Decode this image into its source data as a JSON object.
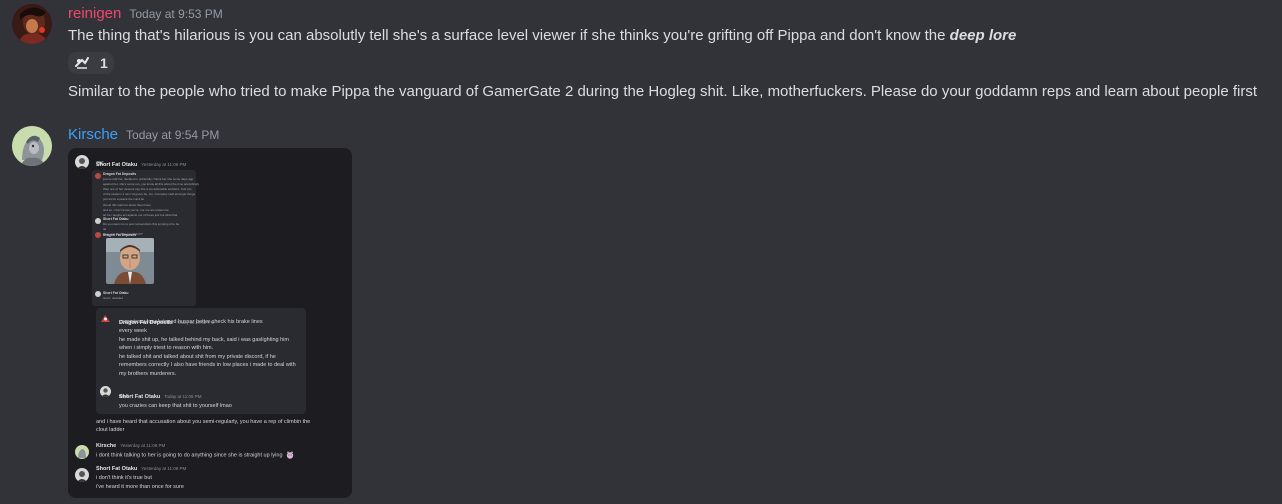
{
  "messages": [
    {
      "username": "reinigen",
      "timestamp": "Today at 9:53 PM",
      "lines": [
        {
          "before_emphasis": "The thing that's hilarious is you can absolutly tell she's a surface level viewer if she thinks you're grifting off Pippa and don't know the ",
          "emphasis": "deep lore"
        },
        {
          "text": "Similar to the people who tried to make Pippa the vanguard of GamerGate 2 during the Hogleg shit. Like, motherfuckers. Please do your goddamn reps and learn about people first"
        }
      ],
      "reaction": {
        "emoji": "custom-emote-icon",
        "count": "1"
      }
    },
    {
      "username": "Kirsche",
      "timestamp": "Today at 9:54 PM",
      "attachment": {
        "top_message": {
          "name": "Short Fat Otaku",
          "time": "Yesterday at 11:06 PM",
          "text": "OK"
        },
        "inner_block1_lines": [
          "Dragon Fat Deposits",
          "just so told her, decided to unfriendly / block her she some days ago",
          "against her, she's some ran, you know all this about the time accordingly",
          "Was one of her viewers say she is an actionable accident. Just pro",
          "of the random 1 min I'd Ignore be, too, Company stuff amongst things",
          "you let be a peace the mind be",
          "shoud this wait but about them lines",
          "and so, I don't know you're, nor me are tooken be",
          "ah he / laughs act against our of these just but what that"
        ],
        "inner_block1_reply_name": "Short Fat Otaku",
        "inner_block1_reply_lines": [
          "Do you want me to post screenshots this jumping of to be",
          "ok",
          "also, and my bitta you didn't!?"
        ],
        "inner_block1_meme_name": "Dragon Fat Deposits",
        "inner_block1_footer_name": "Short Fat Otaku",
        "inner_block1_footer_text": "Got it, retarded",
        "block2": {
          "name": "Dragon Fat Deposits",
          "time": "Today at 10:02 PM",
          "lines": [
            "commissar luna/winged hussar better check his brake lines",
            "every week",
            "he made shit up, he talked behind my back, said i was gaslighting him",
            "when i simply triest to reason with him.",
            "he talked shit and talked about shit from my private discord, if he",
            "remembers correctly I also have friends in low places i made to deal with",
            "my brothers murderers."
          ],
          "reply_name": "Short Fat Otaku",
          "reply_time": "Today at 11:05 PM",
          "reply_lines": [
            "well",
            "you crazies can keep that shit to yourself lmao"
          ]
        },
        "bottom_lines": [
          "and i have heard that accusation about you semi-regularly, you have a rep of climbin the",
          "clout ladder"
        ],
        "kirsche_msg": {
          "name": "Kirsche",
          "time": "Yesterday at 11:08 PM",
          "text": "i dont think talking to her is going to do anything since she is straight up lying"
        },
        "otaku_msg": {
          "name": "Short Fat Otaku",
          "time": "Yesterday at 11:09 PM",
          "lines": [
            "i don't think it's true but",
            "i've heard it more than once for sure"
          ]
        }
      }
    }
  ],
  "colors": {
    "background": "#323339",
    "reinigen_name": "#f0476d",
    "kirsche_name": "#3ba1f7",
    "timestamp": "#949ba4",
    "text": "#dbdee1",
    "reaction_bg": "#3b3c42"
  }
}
________________________________________
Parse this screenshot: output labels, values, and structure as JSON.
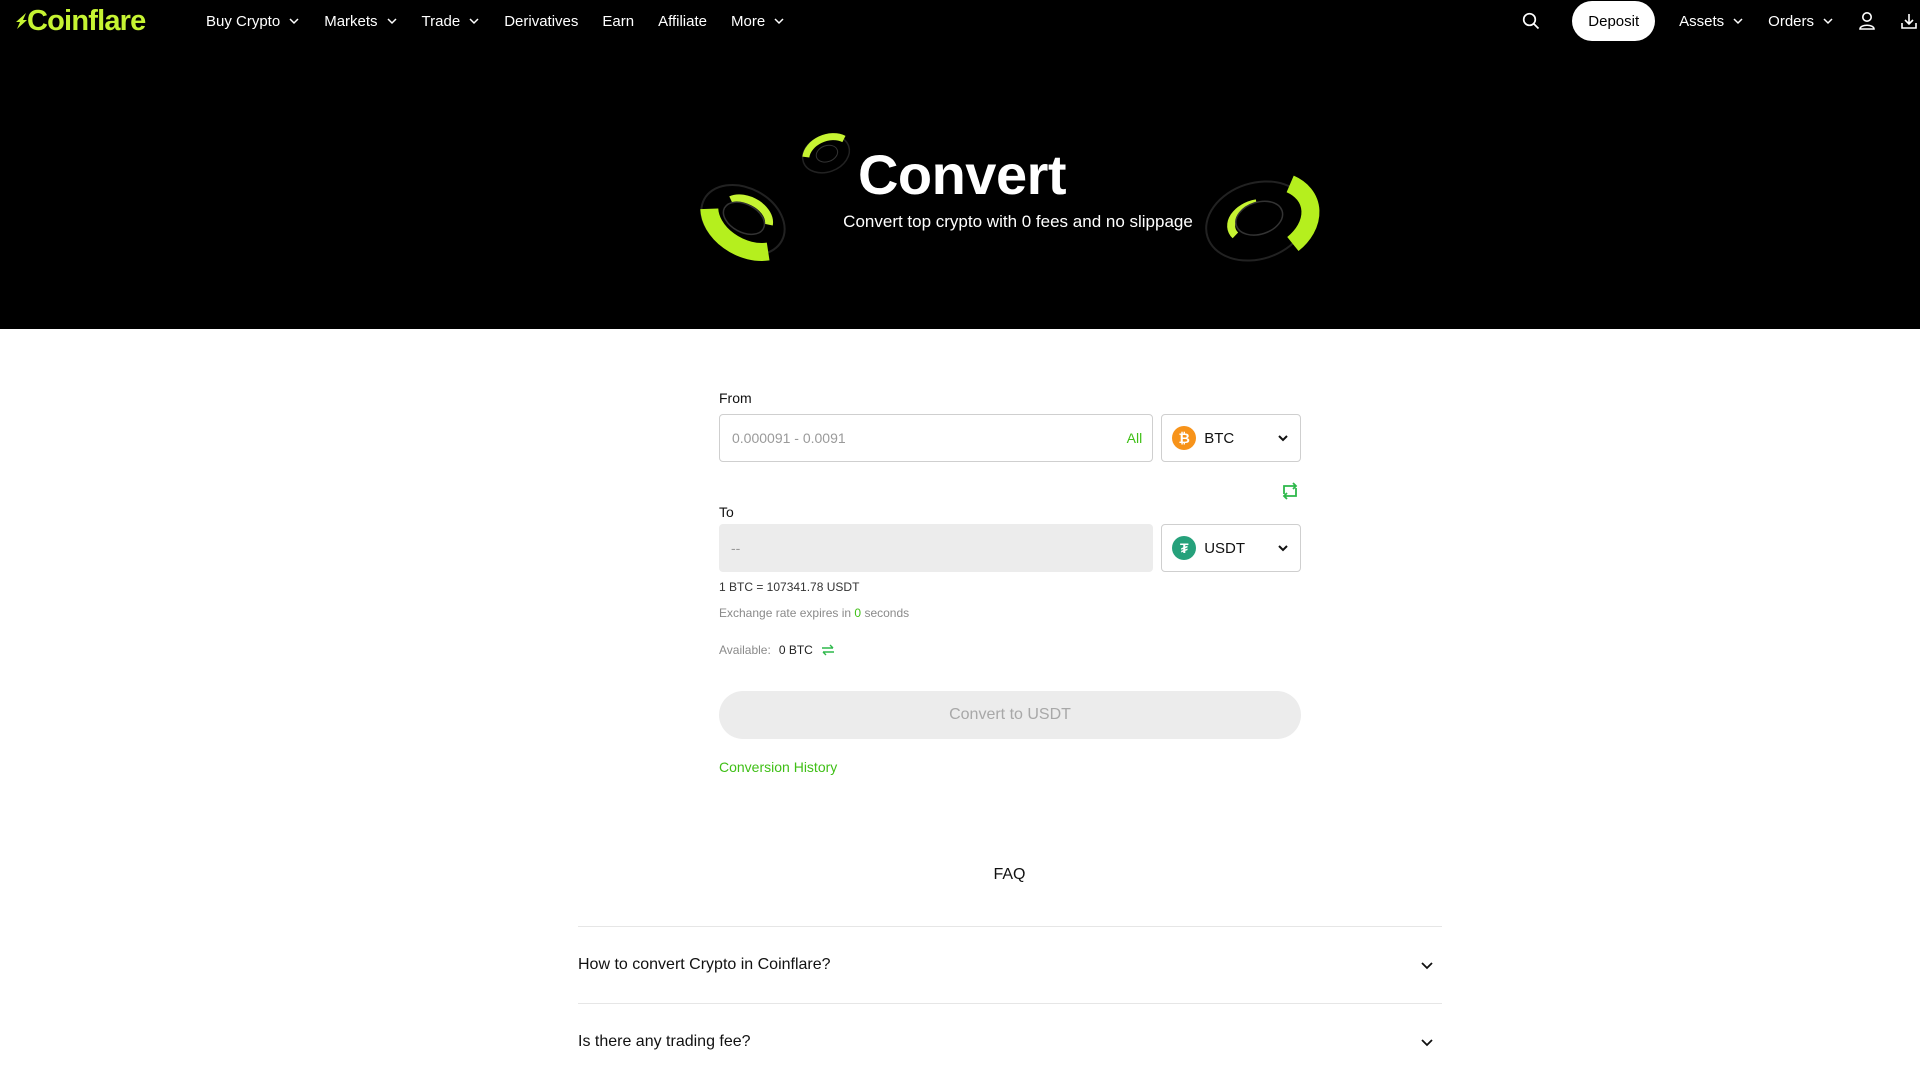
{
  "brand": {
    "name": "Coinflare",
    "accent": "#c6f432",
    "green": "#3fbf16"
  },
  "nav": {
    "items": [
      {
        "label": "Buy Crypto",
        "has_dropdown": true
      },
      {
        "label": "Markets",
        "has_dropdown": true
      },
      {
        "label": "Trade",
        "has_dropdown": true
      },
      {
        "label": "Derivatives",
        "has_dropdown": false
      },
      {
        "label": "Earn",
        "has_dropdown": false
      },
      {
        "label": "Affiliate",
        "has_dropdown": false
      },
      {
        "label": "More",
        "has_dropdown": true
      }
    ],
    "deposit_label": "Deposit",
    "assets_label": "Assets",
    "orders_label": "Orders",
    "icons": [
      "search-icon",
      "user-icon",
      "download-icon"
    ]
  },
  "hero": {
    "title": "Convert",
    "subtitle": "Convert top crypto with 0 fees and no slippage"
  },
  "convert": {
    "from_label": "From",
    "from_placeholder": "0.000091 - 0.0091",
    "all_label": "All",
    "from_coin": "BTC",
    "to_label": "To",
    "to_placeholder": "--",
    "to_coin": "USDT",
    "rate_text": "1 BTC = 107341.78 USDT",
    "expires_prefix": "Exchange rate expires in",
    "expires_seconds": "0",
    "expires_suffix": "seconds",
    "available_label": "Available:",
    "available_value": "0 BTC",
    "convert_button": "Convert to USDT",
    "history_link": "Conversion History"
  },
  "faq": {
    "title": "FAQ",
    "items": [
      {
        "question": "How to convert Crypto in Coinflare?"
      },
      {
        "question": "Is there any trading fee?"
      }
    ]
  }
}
________________________________________
Copy all lines of the material above where the string "USDT" occurs.

> **Finished answer**:
    "to_coin": "USDT",
    "rate_text": "1 BTC = 107341.78 USDT",
    "convert_button": "Convert to USDT",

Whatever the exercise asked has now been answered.